> INSTRUCTIONS FOR THE TASK: Reproduce each of the lines word for word.

(Stored data)
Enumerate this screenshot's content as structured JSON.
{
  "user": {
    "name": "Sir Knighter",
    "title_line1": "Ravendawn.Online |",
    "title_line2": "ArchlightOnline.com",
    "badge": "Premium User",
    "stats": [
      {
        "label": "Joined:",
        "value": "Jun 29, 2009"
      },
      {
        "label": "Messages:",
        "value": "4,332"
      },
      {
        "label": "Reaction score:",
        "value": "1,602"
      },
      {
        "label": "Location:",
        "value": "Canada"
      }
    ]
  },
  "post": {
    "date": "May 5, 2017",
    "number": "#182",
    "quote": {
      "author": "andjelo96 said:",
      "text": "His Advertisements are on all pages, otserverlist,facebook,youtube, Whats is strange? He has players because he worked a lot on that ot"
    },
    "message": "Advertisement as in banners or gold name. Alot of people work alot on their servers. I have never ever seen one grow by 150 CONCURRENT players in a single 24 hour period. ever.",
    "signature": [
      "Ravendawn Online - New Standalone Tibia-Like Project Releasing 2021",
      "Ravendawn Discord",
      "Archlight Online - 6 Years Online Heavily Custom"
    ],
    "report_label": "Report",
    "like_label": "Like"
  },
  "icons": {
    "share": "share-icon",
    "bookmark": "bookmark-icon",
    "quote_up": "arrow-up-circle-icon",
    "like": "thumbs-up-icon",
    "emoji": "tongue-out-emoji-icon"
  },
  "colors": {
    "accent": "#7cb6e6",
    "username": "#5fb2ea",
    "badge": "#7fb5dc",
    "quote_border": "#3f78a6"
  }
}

> COMPLETE RESPONSE:
Enumerate this screenshot's content as structured JSON.
{
  "user": {
    "name": "Sir Knighter",
    "title_line1": "Ravendawn.Online |",
    "title_line2": "ArchlightOnline.com",
    "badge": "Premium User",
    "stats": [
      {
        "label": "Joined:",
        "value": "Jun 29, 2009"
      },
      {
        "label": "Messages:",
        "value": "4,332"
      },
      {
        "label": "Reaction score:",
        "value": "1,602"
      },
      {
        "label": "Location:",
        "value": "Canada"
      }
    ]
  },
  "post": {
    "date": "May 5, 2017",
    "number": "#182",
    "quote": {
      "author": "andjelo96 said:",
      "text": "His Advertisements are on all pages, otserverlist,facebook,youtube, Whats is strange? He has players because he worked a lot on that ot"
    },
    "message": "Advertisement as in banners or gold name. Alot of people work alot on their servers. I have never ever seen one grow by 150 CONCURRENT players in a single 24 hour period. ever.",
    "signature": [
      "Ravendawn Online - New Standalone Tibia-Like Project Releasing 2021",
      "Ravendawn Discord",
      "Archlight Online - 6 Years Online Heavily Custom"
    ],
    "report_label": "Report",
    "like_label": "Like"
  },
  "icons": {
    "share": "share-icon",
    "bookmark": "bookmark-icon",
    "quote_up": "arrow-up-circle-icon",
    "like": "thumbs-up-icon",
    "emoji": "tongue-out-emoji-icon"
  },
  "colors": {
    "accent": "#7cb6e6",
    "username": "#5fb2ea",
    "badge": "#7fb5dc",
    "quote_border": "#3f78a6"
  }
}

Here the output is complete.